PROVIDED INFORMATION:
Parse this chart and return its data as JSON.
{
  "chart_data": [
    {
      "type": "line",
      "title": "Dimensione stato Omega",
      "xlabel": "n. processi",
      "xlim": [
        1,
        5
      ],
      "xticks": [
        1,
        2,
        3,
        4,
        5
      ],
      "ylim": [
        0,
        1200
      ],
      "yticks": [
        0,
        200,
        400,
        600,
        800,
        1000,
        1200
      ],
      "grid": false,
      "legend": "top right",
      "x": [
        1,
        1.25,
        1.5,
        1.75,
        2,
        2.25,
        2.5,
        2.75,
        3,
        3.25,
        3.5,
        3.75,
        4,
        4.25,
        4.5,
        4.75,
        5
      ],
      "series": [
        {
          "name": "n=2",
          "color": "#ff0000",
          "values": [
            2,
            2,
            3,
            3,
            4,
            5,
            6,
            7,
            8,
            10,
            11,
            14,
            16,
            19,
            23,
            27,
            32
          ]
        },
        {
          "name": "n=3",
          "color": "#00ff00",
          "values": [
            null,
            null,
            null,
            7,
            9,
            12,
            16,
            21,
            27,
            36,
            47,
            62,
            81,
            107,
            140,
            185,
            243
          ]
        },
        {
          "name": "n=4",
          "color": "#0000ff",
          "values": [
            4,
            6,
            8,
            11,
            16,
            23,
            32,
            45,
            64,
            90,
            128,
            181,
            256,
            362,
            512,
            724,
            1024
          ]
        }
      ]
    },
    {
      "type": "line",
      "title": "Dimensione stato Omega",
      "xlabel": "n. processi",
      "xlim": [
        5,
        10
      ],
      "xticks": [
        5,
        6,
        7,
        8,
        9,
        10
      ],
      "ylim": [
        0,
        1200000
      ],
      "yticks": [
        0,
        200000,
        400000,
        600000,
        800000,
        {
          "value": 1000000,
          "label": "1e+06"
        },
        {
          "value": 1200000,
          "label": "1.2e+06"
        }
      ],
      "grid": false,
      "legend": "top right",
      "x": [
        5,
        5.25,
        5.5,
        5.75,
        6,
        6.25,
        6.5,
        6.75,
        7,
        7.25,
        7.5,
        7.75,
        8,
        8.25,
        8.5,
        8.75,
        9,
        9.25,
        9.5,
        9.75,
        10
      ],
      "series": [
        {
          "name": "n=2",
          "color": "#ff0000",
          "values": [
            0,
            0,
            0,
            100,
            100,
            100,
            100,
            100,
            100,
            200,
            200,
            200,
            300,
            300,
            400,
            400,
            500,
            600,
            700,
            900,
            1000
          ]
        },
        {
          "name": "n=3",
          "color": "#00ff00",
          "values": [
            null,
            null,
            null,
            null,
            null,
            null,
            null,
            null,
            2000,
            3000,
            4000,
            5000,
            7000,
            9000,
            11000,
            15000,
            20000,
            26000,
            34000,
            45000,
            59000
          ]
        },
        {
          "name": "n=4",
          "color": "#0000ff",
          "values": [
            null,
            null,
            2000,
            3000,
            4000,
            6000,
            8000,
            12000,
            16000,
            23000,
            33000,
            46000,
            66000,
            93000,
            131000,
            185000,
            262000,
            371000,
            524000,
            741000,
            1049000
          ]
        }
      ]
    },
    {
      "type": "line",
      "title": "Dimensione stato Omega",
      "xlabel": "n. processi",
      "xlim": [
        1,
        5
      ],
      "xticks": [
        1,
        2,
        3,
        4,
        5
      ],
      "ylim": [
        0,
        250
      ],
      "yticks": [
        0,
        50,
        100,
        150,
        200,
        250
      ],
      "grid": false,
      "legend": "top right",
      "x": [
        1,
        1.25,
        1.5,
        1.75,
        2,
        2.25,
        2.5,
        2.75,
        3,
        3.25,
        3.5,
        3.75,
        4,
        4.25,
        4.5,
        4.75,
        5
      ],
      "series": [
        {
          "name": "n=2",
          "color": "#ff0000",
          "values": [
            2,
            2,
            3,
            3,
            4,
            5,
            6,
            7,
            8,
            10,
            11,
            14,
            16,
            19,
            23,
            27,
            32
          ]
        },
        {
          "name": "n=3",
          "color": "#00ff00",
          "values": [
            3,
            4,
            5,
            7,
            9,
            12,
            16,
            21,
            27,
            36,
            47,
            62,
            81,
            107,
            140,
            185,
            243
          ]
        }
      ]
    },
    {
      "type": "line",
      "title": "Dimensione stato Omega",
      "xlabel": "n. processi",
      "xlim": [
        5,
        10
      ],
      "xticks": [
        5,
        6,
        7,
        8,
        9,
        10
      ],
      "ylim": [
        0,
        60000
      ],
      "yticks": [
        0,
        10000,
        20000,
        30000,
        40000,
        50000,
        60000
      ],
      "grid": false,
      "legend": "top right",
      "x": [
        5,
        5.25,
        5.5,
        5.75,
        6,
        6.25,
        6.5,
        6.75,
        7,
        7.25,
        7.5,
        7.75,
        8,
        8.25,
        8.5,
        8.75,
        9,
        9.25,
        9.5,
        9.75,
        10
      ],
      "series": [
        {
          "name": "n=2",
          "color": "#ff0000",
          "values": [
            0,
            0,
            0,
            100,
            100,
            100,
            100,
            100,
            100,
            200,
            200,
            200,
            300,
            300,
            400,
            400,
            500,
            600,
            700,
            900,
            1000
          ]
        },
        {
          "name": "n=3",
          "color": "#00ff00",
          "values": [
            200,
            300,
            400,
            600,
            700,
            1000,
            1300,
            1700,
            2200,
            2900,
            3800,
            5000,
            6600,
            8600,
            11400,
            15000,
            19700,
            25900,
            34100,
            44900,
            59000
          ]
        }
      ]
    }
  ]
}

WRITTEN EXERCISE: Extract the data in full. Keep it word for word.

EXERCISE SOLUTION:
Parse this chart and return its data as JSON.
{
  "chart_data": [
    {
      "type": "line",
      "title": "Dimensione stato Omega",
      "xlabel": "n. processi",
      "xlim": [
        1,
        5
      ],
      "xticks": [
        1,
        2,
        3,
        4,
        5
      ],
      "ylim": [
        0,
        1200
      ],
      "yticks": [
        0,
        200,
        400,
        600,
        800,
        1000,
        1200
      ],
      "grid": false,
      "legend": "top right",
      "x": [
        1,
        1.25,
        1.5,
        1.75,
        2,
        2.25,
        2.5,
        2.75,
        3,
        3.25,
        3.5,
        3.75,
        4,
        4.25,
        4.5,
        4.75,
        5
      ],
      "series": [
        {
          "name": "n=2",
          "color": "#ff0000",
          "values": [
            2,
            2,
            3,
            3,
            4,
            5,
            6,
            7,
            8,
            10,
            11,
            14,
            16,
            19,
            23,
            27,
            32
          ]
        },
        {
          "name": "n=3",
          "color": "#00ff00",
          "values": [
            null,
            null,
            null,
            7,
            9,
            12,
            16,
            21,
            27,
            36,
            47,
            62,
            81,
            107,
            140,
            185,
            243
          ]
        },
        {
          "name": "n=4",
          "color": "#0000ff",
          "values": [
            4,
            6,
            8,
            11,
            16,
            23,
            32,
            45,
            64,
            90,
            128,
            181,
            256,
            362,
            512,
            724,
            1024
          ]
        }
      ]
    },
    {
      "type": "line",
      "title": "Dimensione stato Omega",
      "xlabel": "n. processi",
      "xlim": [
        5,
        10
      ],
      "xticks": [
        5,
        6,
        7,
        8,
        9,
        10
      ],
      "ylim": [
        0,
        1200000
      ],
      "yticks": [
        0,
        200000,
        400000,
        600000,
        800000,
        {
          "value": 1000000,
          "label": "1e+06"
        },
        {
          "value": 1200000,
          "label": "1.2e+06"
        }
      ],
      "grid": false,
      "legend": "top right",
      "x": [
        5,
        5.25,
        5.5,
        5.75,
        6,
        6.25,
        6.5,
        6.75,
        7,
        7.25,
        7.5,
        7.75,
        8,
        8.25,
        8.5,
        8.75,
        9,
        9.25,
        9.5,
        9.75,
        10
      ],
      "series": [
        {
          "name": "n=2",
          "color": "#ff0000",
          "values": [
            0,
            0,
            0,
            100,
            100,
            100,
            100,
            100,
            100,
            200,
            200,
            200,
            300,
            300,
            400,
            400,
            500,
            600,
            700,
            900,
            1000
          ]
        },
        {
          "name": "n=3",
          "color": "#00ff00",
          "values": [
            null,
            null,
            null,
            null,
            null,
            null,
            null,
            null,
            2000,
            3000,
            4000,
            5000,
            7000,
            9000,
            11000,
            15000,
            20000,
            26000,
            34000,
            45000,
            59000
          ]
        },
        {
          "name": "n=4",
          "color": "#0000ff",
          "values": [
            null,
            null,
            2000,
            3000,
            4000,
            6000,
            8000,
            12000,
            16000,
            23000,
            33000,
            46000,
            66000,
            93000,
            131000,
            185000,
            262000,
            371000,
            524000,
            741000,
            1049000
          ]
        }
      ]
    },
    {
      "type": "line",
      "title": "Dimensione stato Omega",
      "xlabel": "n. processi",
      "xlim": [
        1,
        5
      ],
      "xticks": [
        1,
        2,
        3,
        4,
        5
      ],
      "ylim": [
        0,
        250
      ],
      "yticks": [
        0,
        50,
        100,
        150,
        200,
        250
      ],
      "grid": false,
      "legend": "top right",
      "x": [
        1,
        1.25,
        1.5,
        1.75,
        2,
        2.25,
        2.5,
        2.75,
        3,
        3.25,
        3.5,
        3.75,
        4,
        4.25,
        4.5,
        4.75,
        5
      ],
      "series": [
        {
          "name": "n=2",
          "color": "#ff0000",
          "values": [
            2,
            2,
            3,
            3,
            4,
            5,
            6,
            7,
            8,
            10,
            11,
            14,
            16,
            19,
            23,
            27,
            32
          ]
        },
        {
          "name": "n=3",
          "color": "#00ff00",
          "values": [
            3,
            4,
            5,
            7,
            9,
            12,
            16,
            21,
            27,
            36,
            47,
            62,
            81,
            107,
            140,
            185,
            243
          ]
        }
      ]
    },
    {
      "type": "line",
      "title": "Dimensione stato Omega",
      "xlabel": "n. processi",
      "xlim": [
        5,
        10
      ],
      "xticks": [
        5,
        6,
        7,
        8,
        9,
        10
      ],
      "ylim": [
        0,
        60000
      ],
      "yticks": [
        0,
        10000,
        20000,
        30000,
        40000,
        50000,
        60000
      ],
      "grid": false,
      "legend": "top right",
      "x": [
        5,
        5.25,
        5.5,
        5.75,
        6,
        6.25,
        6.5,
        6.75,
        7,
        7.25,
        7.5,
        7.75,
        8,
        8.25,
        8.5,
        8.75,
        9,
        9.25,
        9.5,
        9.75,
        10
      ],
      "series": [
        {
          "name": "n=2",
          "color": "#ff0000",
          "values": [
            0,
            0,
            0,
            100,
            100,
            100,
            100,
            100,
            100,
            200,
            200,
            200,
            300,
            300,
            400,
            400,
            500,
            600,
            700,
            900,
            1000
          ]
        },
        {
          "name": "n=3",
          "color": "#00ff00",
          "values": [
            200,
            300,
            400,
            600,
            700,
            1000,
            1300,
            1700,
            2200,
            2900,
            3800,
            5000,
            6600,
            8600,
            11400,
            15000,
            19700,
            25900,
            34100,
            44900,
            59000
          ]
        }
      ]
    }
  ]
}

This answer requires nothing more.